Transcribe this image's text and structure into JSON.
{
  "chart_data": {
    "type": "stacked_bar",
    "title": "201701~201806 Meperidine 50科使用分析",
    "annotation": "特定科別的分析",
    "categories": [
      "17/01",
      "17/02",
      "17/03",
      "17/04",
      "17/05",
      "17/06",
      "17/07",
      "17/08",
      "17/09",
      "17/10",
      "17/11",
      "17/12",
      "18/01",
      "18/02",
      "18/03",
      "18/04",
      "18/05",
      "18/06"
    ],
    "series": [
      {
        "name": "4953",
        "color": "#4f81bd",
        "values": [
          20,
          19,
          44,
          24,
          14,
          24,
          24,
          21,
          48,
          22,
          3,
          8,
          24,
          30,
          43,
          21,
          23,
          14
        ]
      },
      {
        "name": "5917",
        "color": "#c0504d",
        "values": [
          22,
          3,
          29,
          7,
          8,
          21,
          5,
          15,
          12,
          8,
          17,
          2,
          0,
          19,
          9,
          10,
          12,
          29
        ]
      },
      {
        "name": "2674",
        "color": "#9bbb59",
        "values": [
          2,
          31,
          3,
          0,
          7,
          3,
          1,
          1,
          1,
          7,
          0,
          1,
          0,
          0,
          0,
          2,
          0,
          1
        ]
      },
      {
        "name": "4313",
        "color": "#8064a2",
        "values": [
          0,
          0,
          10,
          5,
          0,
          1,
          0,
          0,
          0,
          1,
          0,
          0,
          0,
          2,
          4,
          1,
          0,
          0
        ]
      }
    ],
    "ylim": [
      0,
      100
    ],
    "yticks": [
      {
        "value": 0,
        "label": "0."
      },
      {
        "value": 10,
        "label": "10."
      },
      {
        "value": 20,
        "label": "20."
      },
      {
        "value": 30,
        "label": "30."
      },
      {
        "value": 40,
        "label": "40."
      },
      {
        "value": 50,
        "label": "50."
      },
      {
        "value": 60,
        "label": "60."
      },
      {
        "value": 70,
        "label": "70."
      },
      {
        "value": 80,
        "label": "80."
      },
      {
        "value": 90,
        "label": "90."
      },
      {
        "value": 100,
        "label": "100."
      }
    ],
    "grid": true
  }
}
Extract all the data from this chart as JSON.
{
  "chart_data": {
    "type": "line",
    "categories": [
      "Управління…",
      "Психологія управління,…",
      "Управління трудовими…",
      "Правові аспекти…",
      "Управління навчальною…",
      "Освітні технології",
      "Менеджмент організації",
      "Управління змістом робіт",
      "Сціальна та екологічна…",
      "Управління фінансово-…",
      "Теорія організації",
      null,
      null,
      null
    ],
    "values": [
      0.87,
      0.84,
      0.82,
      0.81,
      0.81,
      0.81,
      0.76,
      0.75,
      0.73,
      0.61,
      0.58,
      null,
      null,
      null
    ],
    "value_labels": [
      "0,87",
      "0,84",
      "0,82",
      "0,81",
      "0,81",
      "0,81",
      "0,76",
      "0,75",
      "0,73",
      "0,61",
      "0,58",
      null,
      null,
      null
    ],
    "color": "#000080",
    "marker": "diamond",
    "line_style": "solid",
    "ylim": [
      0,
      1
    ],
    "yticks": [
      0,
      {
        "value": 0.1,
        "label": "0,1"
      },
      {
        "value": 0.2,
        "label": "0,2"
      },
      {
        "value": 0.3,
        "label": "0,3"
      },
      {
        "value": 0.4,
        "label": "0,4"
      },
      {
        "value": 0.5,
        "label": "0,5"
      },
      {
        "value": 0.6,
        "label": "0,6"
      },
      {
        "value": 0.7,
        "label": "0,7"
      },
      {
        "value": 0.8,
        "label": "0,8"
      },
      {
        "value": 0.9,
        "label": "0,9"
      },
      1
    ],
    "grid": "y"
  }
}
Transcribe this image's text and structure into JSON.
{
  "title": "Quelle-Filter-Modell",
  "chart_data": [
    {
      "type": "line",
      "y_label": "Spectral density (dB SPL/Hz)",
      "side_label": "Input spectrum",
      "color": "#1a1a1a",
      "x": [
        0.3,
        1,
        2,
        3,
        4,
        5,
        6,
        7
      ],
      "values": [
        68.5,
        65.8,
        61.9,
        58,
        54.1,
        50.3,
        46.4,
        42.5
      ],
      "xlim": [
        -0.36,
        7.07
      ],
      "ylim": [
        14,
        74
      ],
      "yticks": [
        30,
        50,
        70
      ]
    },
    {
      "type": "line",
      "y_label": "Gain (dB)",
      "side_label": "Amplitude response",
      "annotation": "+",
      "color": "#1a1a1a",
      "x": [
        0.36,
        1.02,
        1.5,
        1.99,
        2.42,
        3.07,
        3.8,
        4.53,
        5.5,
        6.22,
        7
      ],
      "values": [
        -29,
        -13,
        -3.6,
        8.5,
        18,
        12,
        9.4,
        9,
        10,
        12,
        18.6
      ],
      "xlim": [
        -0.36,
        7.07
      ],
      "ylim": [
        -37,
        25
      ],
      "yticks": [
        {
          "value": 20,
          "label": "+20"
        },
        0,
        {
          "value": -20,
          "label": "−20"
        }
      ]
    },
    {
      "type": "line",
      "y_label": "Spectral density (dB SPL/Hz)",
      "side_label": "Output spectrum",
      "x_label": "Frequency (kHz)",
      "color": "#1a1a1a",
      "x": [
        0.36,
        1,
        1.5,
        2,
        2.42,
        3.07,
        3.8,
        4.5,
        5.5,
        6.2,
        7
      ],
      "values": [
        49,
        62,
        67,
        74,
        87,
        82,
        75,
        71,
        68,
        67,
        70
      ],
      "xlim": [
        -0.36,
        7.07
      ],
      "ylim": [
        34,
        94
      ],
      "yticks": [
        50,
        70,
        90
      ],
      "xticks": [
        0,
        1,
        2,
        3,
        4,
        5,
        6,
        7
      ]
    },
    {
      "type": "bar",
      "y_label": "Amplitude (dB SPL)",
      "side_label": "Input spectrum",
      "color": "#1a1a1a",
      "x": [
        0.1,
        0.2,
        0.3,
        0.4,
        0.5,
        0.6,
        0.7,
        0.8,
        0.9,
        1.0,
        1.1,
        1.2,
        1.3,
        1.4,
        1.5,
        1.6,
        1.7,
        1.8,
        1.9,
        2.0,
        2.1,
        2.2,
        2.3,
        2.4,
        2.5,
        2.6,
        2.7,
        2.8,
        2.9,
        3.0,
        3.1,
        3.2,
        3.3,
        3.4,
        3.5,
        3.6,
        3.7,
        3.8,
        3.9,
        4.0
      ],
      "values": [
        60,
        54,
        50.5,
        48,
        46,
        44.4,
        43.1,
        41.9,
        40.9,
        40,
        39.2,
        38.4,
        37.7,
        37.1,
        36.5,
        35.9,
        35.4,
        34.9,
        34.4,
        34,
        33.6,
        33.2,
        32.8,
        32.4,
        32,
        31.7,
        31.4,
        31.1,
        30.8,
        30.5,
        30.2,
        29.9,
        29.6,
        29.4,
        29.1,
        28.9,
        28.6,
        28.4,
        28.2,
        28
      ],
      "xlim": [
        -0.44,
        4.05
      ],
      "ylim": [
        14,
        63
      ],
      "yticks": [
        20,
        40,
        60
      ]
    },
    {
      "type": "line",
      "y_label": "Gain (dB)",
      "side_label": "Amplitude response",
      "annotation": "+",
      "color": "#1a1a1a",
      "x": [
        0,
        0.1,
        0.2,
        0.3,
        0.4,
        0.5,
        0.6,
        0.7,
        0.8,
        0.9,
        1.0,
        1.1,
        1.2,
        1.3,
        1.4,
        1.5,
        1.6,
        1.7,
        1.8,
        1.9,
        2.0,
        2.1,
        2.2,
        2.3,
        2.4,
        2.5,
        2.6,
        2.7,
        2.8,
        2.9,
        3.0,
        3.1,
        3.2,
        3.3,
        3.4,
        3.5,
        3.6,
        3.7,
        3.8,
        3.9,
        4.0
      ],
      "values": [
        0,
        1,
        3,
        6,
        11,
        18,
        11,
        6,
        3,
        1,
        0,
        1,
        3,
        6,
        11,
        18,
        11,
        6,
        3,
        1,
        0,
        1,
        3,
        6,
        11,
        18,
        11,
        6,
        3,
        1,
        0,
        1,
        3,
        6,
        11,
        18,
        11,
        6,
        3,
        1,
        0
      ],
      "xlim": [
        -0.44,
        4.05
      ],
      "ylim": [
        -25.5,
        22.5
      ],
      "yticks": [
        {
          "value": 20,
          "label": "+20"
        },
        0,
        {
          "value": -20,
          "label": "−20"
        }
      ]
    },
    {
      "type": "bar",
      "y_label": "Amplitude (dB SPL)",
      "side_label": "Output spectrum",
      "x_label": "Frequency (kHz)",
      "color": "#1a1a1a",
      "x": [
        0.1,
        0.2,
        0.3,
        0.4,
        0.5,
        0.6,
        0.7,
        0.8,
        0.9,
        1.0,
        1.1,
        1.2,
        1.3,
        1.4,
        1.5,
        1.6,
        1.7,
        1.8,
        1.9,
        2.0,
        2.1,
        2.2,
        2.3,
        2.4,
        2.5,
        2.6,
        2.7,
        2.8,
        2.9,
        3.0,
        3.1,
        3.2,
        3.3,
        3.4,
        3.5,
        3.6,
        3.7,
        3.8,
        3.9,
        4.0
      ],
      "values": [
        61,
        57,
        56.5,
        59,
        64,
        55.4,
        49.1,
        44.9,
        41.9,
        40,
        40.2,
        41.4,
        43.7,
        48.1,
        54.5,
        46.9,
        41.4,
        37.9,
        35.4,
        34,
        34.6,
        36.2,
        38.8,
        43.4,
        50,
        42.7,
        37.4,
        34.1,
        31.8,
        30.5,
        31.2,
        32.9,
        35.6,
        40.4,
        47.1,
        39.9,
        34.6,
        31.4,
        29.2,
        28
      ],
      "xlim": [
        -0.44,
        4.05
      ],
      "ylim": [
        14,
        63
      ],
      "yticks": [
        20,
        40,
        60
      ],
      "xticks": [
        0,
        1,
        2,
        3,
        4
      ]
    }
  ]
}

__Exercise goal__
Extract from the data every line where "організації" shows up.

__Finished answer__
      "Менеджмент організації",
      "Теорія організації",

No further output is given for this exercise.